Requirement –
Can you print the section of the Riak Search schema text below from "The default schema" to "the Standard analyzer.", word for word?

Selected text –
The default schema treats all fields as strings, unless you suffix your field name as follows:

  • FIELDNAME\_num - Numeric field. Uses Whitespace analyzer. Values are padded to 10 characters.
  • FIELDNAME\_dt - Date field. Uses Whitespace analyzer.
  • All other fields are treated as Strings and use the Standard analyzer.

The default field is named value.

Defining a Schema

The schema definition for an index is stored in the Riak bucket of the same name as the index, under the key _rs_schema. For example, the schema for the “books” index is stored under books/_rs_schema.

Alternatively, you can set or retrieve the schema for an index using command line tools:

# Set an index schema.
bin/search-cmd set_schema Index SchemaFile

:

# View the schema for an Index.
bin/search-cmd show_schema Index

Note that changes to the Schema File will not affect previously indexed data. It is recommended that if you change field definitions, especially settings such as type, that you re-index your documents.

Material –
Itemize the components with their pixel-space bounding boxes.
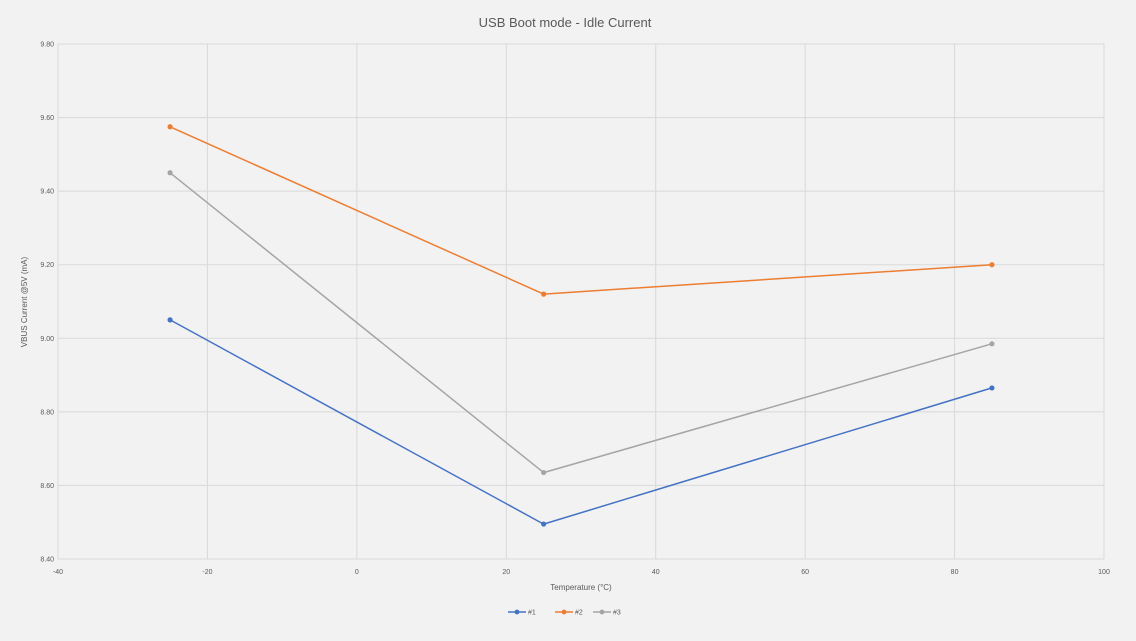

Solution to this problem –
The default schema treats all fields as strings, unless you suffix your field name as follows:

  • FIELDNAME\_num - Numeric field. Uses Whitespace analyzer. Values are padded to 10 characters.
  • FIELDNAME\_dt - Date field. Uses Whitespace analyzer.
  • All other fields are treated as Strings and use the Standard analyzer.